## Given exercise
Return all lines from the listing below in which the string "this" occurs.

(Records contained in a dataset)
* begin *
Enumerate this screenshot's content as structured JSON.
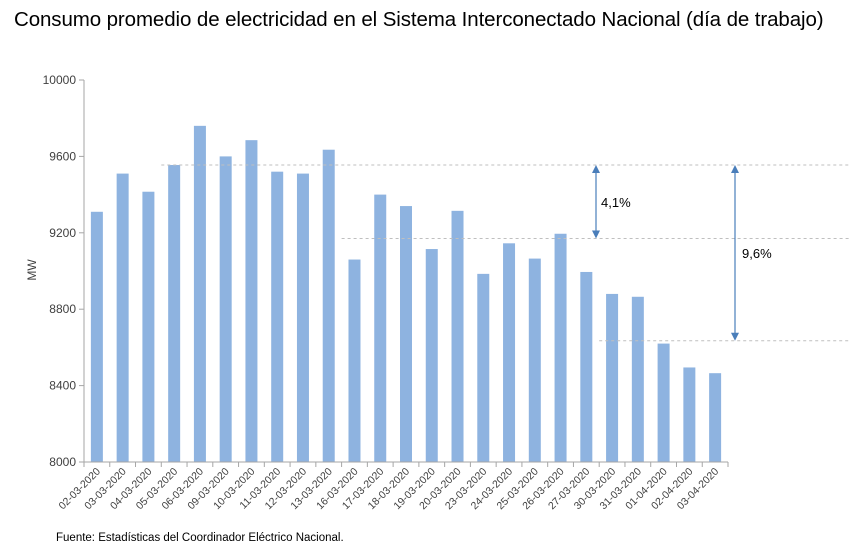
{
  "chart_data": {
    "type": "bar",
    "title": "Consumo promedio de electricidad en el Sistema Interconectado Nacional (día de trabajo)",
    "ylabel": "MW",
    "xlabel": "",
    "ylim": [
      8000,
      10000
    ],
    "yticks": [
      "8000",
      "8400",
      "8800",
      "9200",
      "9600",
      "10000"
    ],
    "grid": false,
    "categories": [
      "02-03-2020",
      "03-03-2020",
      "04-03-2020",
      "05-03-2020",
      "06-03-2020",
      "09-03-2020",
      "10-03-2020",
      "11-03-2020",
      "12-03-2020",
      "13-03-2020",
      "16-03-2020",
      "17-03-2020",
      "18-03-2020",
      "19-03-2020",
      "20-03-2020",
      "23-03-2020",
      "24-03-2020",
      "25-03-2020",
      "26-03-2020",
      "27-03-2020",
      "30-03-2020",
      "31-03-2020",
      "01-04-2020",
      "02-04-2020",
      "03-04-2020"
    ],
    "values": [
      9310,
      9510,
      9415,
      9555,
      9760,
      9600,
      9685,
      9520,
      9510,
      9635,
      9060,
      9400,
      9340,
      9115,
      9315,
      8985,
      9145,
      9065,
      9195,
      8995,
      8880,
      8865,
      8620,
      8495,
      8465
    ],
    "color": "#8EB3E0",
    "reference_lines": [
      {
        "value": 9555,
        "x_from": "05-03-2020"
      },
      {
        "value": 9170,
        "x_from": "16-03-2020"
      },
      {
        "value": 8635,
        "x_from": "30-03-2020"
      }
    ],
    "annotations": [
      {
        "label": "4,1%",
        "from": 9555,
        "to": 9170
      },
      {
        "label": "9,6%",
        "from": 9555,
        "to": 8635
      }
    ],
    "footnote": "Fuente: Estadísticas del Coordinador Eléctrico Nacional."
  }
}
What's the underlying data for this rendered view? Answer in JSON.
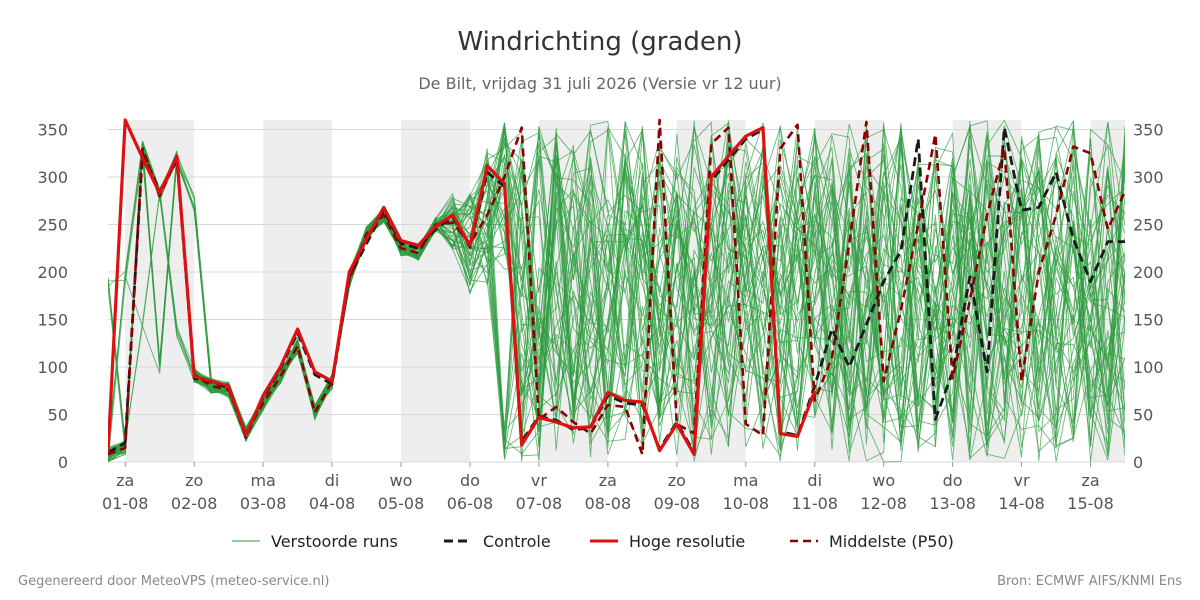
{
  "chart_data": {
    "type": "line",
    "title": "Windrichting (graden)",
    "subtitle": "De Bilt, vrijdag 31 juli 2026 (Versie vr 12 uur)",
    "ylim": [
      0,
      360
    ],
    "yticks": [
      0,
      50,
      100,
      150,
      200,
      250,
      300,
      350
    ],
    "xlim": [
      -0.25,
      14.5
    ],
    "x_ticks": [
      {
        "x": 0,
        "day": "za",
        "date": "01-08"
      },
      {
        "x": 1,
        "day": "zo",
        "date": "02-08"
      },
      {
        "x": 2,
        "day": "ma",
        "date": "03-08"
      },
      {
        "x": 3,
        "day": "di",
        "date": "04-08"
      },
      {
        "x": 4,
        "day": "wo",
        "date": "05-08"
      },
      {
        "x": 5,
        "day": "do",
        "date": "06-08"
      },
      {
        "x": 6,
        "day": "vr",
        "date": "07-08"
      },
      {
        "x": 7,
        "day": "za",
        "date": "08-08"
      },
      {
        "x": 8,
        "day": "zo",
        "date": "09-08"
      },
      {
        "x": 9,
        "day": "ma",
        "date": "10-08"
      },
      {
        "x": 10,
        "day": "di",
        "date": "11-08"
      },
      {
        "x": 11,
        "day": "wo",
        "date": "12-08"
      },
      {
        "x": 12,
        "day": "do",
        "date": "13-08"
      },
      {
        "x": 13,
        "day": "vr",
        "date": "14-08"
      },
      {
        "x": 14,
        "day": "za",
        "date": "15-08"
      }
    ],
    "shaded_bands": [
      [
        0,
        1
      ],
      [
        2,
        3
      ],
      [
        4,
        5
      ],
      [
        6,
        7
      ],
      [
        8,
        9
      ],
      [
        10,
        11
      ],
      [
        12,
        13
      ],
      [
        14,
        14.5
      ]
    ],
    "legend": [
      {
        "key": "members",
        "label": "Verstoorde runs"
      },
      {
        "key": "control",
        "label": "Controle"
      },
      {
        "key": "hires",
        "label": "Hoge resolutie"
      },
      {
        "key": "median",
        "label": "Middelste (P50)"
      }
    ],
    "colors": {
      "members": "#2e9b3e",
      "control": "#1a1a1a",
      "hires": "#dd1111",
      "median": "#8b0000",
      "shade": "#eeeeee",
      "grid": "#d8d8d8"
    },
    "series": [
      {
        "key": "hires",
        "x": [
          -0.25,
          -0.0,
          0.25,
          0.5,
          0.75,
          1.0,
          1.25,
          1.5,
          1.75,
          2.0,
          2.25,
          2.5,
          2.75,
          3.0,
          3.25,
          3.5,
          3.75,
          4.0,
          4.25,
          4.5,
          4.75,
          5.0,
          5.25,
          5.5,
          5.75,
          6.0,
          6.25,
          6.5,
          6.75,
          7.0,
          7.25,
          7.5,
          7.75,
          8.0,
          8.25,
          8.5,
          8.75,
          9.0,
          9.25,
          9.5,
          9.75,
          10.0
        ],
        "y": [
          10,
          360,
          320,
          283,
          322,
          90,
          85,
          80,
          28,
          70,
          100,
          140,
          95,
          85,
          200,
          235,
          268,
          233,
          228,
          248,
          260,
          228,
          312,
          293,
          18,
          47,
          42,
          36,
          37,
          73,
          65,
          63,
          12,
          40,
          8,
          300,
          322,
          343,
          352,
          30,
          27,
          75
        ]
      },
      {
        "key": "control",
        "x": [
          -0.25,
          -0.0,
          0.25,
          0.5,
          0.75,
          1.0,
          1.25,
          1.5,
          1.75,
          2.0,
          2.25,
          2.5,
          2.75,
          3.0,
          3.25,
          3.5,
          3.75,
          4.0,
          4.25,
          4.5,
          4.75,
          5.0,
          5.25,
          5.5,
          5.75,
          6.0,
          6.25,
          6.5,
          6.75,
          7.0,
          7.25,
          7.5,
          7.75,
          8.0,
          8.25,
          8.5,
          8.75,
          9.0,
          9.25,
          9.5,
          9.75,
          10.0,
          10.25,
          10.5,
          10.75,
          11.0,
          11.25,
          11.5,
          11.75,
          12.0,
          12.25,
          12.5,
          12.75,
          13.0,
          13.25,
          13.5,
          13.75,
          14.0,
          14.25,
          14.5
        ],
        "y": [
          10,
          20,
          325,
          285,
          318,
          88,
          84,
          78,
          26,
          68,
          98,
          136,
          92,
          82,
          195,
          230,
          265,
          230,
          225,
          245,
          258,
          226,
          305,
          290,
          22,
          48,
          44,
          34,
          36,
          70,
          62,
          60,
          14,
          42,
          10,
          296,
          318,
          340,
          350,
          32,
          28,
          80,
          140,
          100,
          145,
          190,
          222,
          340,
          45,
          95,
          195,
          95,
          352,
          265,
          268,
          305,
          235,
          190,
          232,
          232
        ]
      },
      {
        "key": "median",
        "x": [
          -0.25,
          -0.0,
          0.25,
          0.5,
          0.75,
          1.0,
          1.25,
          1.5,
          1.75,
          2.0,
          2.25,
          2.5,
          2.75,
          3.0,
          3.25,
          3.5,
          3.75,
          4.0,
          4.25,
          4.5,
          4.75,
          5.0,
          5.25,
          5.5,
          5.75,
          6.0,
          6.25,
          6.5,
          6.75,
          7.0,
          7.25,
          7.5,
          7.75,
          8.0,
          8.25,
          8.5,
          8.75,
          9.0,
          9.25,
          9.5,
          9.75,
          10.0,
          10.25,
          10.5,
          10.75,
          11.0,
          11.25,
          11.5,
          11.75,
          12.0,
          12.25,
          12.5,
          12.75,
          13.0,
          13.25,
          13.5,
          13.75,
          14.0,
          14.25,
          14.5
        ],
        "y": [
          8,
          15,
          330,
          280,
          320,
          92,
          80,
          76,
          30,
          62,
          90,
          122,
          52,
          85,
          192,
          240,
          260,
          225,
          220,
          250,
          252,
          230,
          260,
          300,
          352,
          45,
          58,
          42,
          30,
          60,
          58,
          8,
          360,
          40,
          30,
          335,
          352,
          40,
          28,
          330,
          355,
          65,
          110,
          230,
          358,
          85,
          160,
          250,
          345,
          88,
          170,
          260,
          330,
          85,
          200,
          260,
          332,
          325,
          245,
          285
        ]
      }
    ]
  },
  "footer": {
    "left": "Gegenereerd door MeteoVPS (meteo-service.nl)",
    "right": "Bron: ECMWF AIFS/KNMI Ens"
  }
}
* end *
## Exercise output
Enumerate this screenshot's content as structured JSON.
What's the underlying data for this rendered view? Answer in JSON.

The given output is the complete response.